▸ **WHAT THIS TASK INVOLVES**
All of the listing below must be repeated word for word. Pictures are the only thing to omit.

[Records contained in a dataset]
....................
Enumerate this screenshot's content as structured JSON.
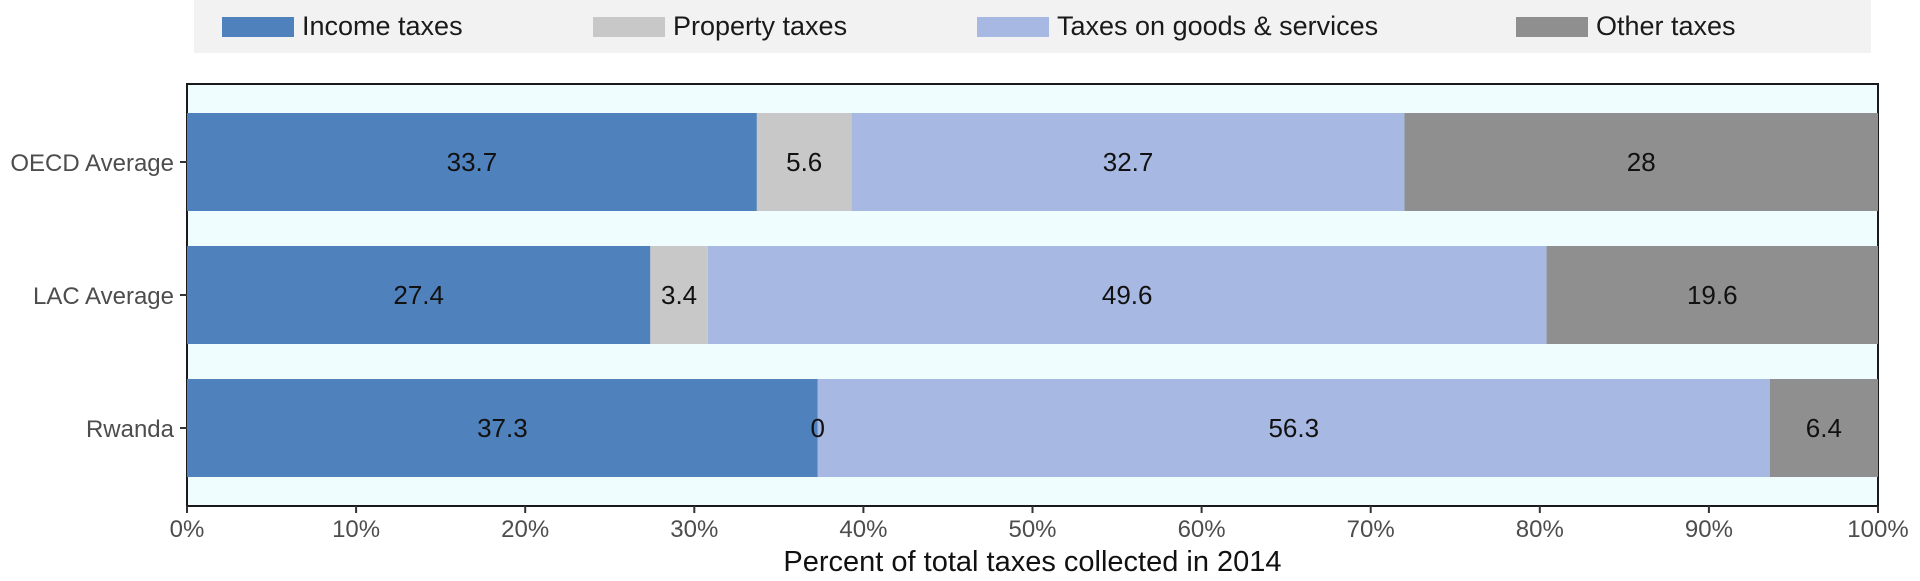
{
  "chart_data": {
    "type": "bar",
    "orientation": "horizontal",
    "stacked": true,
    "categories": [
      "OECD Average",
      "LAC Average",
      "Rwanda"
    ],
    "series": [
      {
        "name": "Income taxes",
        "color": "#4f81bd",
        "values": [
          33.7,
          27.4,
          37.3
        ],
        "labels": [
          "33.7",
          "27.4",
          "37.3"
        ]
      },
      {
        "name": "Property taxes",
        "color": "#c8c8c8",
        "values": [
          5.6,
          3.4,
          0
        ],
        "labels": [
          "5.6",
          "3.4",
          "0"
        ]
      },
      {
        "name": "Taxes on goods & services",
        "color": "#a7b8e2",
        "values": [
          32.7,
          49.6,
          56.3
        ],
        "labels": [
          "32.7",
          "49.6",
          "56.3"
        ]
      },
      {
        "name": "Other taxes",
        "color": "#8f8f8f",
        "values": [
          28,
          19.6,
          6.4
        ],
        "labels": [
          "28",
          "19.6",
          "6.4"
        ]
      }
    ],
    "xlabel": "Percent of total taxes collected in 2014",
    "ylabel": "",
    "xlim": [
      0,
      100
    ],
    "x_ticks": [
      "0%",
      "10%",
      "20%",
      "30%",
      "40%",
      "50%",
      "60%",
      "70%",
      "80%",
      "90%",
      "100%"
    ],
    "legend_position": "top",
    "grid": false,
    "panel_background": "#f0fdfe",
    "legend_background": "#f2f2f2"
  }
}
....................
▸ **EXERCISE ANSWER**
Enumerate this screenshot's content as structured JSON.
{
  "chart_data": {
    "type": "bar",
    "orientation": "horizontal",
    "stacked": true,
    "categories": [
      "OECD Average",
      "LAC Average",
      "Rwanda"
    ],
    "series": [
      {
        "name": "Income taxes",
        "color": "#4f81bd",
        "values": [
          33.7,
          27.4,
          37.3
        ],
        "labels": [
          "33.7",
          "27.4",
          "37.3"
        ]
      },
      {
        "name": "Property taxes",
        "color": "#c8c8c8",
        "values": [
          5.6,
          3.4,
          0
        ],
        "labels": [
          "5.6",
          "3.4",
          "0"
        ]
      },
      {
        "name": "Taxes on goods & services",
        "color": "#a7b8e2",
        "values": [
          32.7,
          49.6,
          56.3
        ],
        "labels": [
          "32.7",
          "49.6",
          "56.3"
        ]
      },
      {
        "name": "Other taxes",
        "color": "#8f8f8f",
        "values": [
          28,
          19.6,
          6.4
        ],
        "labels": [
          "28",
          "19.6",
          "6.4"
        ]
      }
    ],
    "xlabel": "Percent of total taxes collected in 2014",
    "ylabel": "",
    "xlim": [
      0,
      100
    ],
    "x_ticks": [
      "0%",
      "10%",
      "20%",
      "30%",
      "40%",
      "50%",
      "60%",
      "70%",
      "80%",
      "90%",
      "100%"
    ],
    "legend_position": "top",
    "grid": false,
    "panel_background": "#f0fdfe",
    "legend_background": "#f2f2f2"
  }
}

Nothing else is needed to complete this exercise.